:: EXERCISE GOAL ::
Comb the records below for the string "aria" and copy each line where it turns up.

[Stored data]
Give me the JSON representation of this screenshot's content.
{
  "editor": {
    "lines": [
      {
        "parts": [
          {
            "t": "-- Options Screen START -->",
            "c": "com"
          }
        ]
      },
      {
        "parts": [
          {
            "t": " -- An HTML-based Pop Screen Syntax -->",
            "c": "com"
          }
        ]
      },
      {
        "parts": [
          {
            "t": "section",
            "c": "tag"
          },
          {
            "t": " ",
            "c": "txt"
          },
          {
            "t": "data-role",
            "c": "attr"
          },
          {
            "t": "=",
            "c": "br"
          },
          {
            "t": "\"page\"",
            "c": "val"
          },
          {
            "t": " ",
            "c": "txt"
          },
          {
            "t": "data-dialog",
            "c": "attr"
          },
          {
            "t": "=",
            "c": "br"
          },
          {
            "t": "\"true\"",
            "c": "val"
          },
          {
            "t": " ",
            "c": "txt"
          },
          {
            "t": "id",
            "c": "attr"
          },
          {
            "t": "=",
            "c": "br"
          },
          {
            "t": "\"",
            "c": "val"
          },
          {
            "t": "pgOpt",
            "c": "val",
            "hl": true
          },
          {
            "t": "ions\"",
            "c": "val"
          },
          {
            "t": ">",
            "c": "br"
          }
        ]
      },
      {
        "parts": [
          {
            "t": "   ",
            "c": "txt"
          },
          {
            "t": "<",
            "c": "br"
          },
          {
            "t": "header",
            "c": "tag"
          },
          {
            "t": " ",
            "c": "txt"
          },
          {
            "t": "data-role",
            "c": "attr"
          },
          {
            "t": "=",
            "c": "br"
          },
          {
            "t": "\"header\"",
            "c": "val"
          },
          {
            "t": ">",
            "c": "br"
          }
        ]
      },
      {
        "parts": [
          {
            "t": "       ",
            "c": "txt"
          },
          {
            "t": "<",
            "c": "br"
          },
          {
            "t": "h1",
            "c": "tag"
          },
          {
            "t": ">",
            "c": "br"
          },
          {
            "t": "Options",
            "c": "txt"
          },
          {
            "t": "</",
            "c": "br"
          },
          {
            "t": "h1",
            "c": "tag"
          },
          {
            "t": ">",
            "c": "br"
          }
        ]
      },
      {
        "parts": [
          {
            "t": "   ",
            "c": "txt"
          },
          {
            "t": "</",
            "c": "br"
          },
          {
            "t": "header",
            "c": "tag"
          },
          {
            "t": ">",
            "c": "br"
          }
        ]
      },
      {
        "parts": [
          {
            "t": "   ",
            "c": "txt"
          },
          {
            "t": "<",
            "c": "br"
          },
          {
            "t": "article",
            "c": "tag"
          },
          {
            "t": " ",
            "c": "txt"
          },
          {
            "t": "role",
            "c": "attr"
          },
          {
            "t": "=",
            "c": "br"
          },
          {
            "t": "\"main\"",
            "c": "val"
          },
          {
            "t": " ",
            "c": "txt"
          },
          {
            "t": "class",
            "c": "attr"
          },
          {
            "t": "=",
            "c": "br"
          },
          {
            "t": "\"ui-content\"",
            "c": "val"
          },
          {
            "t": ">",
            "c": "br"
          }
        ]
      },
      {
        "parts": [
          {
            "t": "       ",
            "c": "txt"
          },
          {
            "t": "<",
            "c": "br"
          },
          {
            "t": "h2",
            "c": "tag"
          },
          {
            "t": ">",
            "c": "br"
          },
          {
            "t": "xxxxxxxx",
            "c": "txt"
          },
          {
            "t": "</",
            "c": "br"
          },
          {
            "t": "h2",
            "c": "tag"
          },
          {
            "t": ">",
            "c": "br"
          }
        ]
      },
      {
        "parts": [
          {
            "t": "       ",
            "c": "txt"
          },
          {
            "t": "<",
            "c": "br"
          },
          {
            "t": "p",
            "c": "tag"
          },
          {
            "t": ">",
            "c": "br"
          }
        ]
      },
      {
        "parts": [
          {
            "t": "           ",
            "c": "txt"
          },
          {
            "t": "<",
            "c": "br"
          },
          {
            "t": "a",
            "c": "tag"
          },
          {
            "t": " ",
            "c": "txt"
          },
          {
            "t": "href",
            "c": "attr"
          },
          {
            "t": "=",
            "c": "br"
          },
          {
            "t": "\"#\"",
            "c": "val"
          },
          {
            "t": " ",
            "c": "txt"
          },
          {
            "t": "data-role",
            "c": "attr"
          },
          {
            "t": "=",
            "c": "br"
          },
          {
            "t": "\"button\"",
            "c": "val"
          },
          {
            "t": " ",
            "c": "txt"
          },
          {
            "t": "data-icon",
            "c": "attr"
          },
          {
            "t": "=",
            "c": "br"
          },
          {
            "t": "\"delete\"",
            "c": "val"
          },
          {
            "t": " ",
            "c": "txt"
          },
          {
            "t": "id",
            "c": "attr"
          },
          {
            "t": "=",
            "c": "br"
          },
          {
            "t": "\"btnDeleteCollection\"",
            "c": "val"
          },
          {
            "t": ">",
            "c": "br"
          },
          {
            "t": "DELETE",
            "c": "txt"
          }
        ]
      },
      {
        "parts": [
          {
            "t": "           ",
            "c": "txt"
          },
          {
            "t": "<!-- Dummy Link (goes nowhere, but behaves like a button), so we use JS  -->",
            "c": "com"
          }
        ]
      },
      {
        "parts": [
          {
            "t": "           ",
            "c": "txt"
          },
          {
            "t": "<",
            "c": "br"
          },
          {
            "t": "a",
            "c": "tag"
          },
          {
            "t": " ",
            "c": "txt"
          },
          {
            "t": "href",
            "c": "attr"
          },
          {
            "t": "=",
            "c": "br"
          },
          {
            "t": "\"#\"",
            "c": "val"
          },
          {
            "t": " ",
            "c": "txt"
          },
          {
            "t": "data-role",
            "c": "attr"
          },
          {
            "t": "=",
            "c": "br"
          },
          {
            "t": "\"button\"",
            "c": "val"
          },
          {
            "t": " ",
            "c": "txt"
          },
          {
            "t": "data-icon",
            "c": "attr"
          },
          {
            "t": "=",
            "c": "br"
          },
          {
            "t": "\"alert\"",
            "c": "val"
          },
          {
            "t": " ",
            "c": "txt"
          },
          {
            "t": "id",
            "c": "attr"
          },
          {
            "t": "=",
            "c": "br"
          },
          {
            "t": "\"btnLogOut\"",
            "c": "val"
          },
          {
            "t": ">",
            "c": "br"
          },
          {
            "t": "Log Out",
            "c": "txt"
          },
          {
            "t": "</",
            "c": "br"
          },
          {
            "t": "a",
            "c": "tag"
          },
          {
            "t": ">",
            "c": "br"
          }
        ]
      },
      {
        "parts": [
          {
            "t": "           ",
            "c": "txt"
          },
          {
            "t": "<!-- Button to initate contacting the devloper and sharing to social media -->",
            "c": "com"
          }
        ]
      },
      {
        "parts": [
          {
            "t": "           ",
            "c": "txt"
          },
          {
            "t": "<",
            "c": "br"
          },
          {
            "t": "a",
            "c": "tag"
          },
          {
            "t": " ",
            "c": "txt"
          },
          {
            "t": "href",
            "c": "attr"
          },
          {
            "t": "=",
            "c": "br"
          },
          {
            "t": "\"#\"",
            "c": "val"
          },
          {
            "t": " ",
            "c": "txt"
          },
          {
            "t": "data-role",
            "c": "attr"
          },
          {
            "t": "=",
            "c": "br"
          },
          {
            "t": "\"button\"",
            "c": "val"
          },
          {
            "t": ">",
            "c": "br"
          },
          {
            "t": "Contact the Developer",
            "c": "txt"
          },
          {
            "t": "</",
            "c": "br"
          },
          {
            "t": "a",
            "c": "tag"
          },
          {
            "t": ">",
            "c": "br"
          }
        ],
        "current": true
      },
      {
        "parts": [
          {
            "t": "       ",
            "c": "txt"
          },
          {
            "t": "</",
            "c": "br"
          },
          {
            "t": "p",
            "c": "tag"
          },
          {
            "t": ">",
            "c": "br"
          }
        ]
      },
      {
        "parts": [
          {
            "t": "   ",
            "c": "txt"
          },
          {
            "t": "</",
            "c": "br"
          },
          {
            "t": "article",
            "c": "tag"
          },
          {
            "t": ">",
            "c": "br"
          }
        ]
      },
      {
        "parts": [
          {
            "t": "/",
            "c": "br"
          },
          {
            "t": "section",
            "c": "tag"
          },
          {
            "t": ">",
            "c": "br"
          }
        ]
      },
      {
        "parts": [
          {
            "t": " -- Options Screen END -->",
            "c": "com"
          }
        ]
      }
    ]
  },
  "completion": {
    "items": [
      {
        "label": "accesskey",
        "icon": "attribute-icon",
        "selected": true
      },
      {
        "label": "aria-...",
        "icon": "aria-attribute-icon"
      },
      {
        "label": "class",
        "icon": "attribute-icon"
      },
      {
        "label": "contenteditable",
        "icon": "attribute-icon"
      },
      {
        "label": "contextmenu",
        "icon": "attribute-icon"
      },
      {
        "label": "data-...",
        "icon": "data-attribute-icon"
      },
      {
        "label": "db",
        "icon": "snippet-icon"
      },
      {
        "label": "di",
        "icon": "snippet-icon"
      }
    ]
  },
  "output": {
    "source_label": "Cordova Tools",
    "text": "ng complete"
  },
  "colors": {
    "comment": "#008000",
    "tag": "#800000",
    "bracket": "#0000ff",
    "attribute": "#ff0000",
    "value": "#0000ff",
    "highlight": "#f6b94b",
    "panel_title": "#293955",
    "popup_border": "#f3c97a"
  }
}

:: CORRECT ANSWER ::
        "label": "aria-...",
        "icon": "aria-attribute-icon"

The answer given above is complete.